▶ **GOAL**:
Reproduce every entry exactly, without alteration.

** Start of DATA IN THIS EXERCISE **

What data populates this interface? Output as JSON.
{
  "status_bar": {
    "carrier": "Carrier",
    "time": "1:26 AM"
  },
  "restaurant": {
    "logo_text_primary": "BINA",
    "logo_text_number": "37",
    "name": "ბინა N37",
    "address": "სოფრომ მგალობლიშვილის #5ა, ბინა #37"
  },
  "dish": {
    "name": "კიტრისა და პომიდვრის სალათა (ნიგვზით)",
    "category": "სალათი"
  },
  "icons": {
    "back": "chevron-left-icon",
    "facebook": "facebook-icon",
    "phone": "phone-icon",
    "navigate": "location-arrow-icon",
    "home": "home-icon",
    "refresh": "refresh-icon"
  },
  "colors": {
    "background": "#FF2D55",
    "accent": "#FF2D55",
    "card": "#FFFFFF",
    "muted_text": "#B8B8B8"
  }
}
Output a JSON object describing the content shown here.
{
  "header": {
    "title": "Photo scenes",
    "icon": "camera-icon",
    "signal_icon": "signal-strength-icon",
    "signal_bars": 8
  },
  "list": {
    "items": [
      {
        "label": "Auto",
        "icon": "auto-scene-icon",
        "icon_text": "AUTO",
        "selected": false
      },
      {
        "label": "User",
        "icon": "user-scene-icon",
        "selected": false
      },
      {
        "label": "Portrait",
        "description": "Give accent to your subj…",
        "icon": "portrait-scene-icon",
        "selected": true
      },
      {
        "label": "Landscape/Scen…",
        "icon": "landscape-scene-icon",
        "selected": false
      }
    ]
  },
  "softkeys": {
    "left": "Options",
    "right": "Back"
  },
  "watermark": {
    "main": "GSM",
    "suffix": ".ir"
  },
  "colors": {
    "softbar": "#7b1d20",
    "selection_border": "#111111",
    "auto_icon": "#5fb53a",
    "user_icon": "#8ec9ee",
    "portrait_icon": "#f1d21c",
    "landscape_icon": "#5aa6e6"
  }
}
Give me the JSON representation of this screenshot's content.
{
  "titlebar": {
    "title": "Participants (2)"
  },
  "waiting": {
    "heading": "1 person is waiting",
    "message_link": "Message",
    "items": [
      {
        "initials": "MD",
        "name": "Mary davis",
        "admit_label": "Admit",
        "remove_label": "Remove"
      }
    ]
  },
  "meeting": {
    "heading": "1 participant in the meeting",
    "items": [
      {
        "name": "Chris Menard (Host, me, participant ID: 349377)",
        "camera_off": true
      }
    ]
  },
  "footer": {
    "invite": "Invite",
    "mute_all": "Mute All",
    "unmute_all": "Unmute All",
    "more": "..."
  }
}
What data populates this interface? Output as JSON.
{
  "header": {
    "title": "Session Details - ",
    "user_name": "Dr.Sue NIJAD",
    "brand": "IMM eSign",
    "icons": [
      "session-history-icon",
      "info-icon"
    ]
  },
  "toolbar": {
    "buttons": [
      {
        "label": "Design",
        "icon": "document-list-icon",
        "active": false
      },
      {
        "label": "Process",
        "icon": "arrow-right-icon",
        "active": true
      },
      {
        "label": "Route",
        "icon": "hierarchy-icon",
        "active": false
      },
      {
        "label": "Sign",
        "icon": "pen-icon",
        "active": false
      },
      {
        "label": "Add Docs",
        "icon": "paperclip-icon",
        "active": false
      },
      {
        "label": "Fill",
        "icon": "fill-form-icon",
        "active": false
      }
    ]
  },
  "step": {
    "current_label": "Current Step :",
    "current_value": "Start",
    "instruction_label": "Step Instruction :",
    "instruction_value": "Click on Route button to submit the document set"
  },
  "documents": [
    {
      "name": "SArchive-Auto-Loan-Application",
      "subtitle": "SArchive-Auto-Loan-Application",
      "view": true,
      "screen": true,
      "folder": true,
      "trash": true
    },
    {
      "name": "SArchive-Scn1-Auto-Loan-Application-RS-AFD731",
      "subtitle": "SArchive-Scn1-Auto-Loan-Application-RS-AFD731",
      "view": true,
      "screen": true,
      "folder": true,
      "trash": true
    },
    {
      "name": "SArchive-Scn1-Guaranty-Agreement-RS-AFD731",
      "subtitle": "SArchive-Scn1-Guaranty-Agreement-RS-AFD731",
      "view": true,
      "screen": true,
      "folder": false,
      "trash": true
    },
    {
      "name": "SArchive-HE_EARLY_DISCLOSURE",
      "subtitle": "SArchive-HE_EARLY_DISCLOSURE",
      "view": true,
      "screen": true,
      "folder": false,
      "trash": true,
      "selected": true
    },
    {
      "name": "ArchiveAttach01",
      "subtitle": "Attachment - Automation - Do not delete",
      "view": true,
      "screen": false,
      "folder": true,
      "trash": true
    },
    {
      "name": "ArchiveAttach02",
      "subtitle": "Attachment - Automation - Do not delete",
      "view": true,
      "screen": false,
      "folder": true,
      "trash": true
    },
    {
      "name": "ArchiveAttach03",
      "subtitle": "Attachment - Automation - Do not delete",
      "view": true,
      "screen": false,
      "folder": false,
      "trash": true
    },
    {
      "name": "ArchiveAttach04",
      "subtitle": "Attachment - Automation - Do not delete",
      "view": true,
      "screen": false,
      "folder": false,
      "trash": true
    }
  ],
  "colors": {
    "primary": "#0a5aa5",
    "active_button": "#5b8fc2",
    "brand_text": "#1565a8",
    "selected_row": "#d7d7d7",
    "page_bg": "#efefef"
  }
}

** End of DATA IN THIS EXERCISE **

▶ **EXERCISE RESPONSE**:
What data populates this interface? Output as JSON.
{
  "status_bar": {
    "carrier": "Carrier",
    "time": "1:26 AM"
  },
  "restaurant": {
    "logo_text_primary": "BINA",
    "logo_text_number": "37",
    "name": "ბინა N37",
    "address": "სოფრომ მგალობლიშვილის #5ა, ბინა #37"
  },
  "dish": {
    "name": "კიტრისა და პომიდვრის სალათა (ნიგვზით)",
    "category": "სალათი"
  },
  "icons": {
    "back": "chevron-left-icon",
    "facebook": "facebook-icon",
    "phone": "phone-icon",
    "navigate": "location-arrow-icon",
    "home": "home-icon",
    "refresh": "refresh-icon"
  },
  "colors": {
    "background": "#FF2D55",
    "accent": "#FF2D55",
    "card": "#FFFFFF",
    "muted_text": "#B8B8B8"
  }
}
Output a JSON object describing the content shown here.
{
  "header": {
    "title": "Photo scenes",
    "icon": "camera-icon",
    "signal_icon": "signal-strength-icon",
    "signal_bars": 8
  },
  "list": {
    "items": [
      {
        "label": "Auto",
        "icon": "auto-scene-icon",
        "icon_text": "AUTO",
        "selected": false
      },
      {
        "label": "User",
        "icon": "user-scene-icon",
        "selected": false
      },
      {
        "label": "Portrait",
        "description": "Give accent to your subj…",
        "icon": "portrait-scene-icon",
        "selected": true
      },
      {
        "label": "Landscape/Scen…",
        "icon": "landscape-scene-icon",
        "selected": false
      }
    ]
  },
  "softkeys": {
    "left": "Options",
    "right": "Back"
  },
  "watermark": {
    "main": "GSM",
    "suffix": ".ir"
  },
  "colors": {
    "softbar": "#7b1d20",
    "selection_border": "#111111",
    "auto_icon": "#5fb53a",
    "user_icon": "#8ec9ee",
    "portrait_icon": "#f1d21c",
    "landscape_icon": "#5aa6e6"
  }
}
Give me the JSON representation of this screenshot's content.
{
  "titlebar": {
    "title": "Participants (2)"
  },
  "waiting": {
    "heading": "1 person is waiting",
    "message_link": "Message",
    "items": [
      {
        "initials": "MD",
        "name": "Mary davis",
        "admit_label": "Admit",
        "remove_label": "Remove"
      }
    ]
  },
  "meeting": {
    "heading": "1 participant in the meeting",
    "items": [
      {
        "name": "Chris Menard (Host, me, participant ID: 349377)",
        "camera_off": true
      }
    ]
  },
  "footer": {
    "invite": "Invite",
    "mute_all": "Mute All",
    "unmute_all": "Unmute All",
    "more": "..."
  }
}
What data populates this interface? Output as JSON.
{
  "header": {
    "title": "Session Details - ",
    "user_name": "Dr.Sue NIJAD",
    "brand": "IMM eSign",
    "icons": [
      "session-history-icon",
      "info-icon"
    ]
  },
  "toolbar": {
    "buttons": [
      {
        "label": "Design",
        "icon": "document-list-icon",
        "active": false
      },
      {
        "label": "Process",
        "icon": "arrow-right-icon",
        "active": true
      },
      {
        "label": "Route",
        "icon": "hierarchy-icon",
        "active": false
      },
      {
        "label": "Sign",
        "icon": "pen-icon",
        "active": false
      },
      {
        "label": "Add Docs",
        "icon": "paperclip-icon",
        "active": false
      },
      {
        "label": "Fill",
        "icon": "fill-form-icon",
        "active": false
      }
    ]
  },
  "step": {
    "current_label": "Current Step :",
    "current_value": "Start",
    "instruction_label": "Step Instruction :",
    "instruction_value": "Click on Route button to submit the document set"
  },
  "documents": [
    {
      "name": "SArchive-Auto-Loan-Application",
      "subtitle": "SArchive-Auto-Loan-Application",
      "view": true,
      "screen": true,
      "folder": true,
      "trash": true
    },
    {
      "name": "SArchive-Scn1-Auto-Loan-Application-RS-AFD731",
      "subtitle": "SArchive-Scn1-Auto-Loan-Application-RS-AFD731",
      "view": true,
      "screen": true,
      "folder": true,
      "trash": true
    },
    {
      "name": "SArchive-Scn1-Guaranty-Agreement-RS-AFD731",
      "subtitle": "SArchive-Scn1-Guaranty-Agreement-RS-AFD731",
      "view": true,
      "screen": true,
      "folder": false,
      "trash": true
    },
    {
      "name": "SArchive-HE_EARLY_DISCLOSURE",
      "subtitle": "SArchive-HE_EARLY_DISCLOSURE",
      "view": true,
      "screen": true,
      "folder": false,
      "trash": true,
      "selected": true
    },
    {
      "name": "ArchiveAttach01",
      "subtitle": "Attachment - Automation - Do not delete",
      "view": true,
      "screen": false,
      "folder": true,
      "trash": true
    },
    {
      "name": "ArchiveAttach02",
      "subtitle": "Attachment - Automation - Do not delete",
      "view": true,
      "screen": false,
      "folder": true,
      "trash": true
    },
    {
      "name": "ArchiveAttach03",
      "subtitle": "Attachment - Automation - Do not delete",
      "view": true,
      "screen": false,
      "folder": false,
      "trash": true
    },
    {
      "name": "ArchiveAttach04",
      "subtitle": "Attachment - Automation - Do not delete",
      "view": true,
      "screen": false,
      "folder": false,
      "trash": true
    }
  ],
  "colors": {
    "primary": "#0a5aa5",
    "active_button": "#5b8fc2",
    "brand_text": "#1565a8",
    "selected_row": "#d7d7d7",
    "page_bg": "#efefef"
  }
}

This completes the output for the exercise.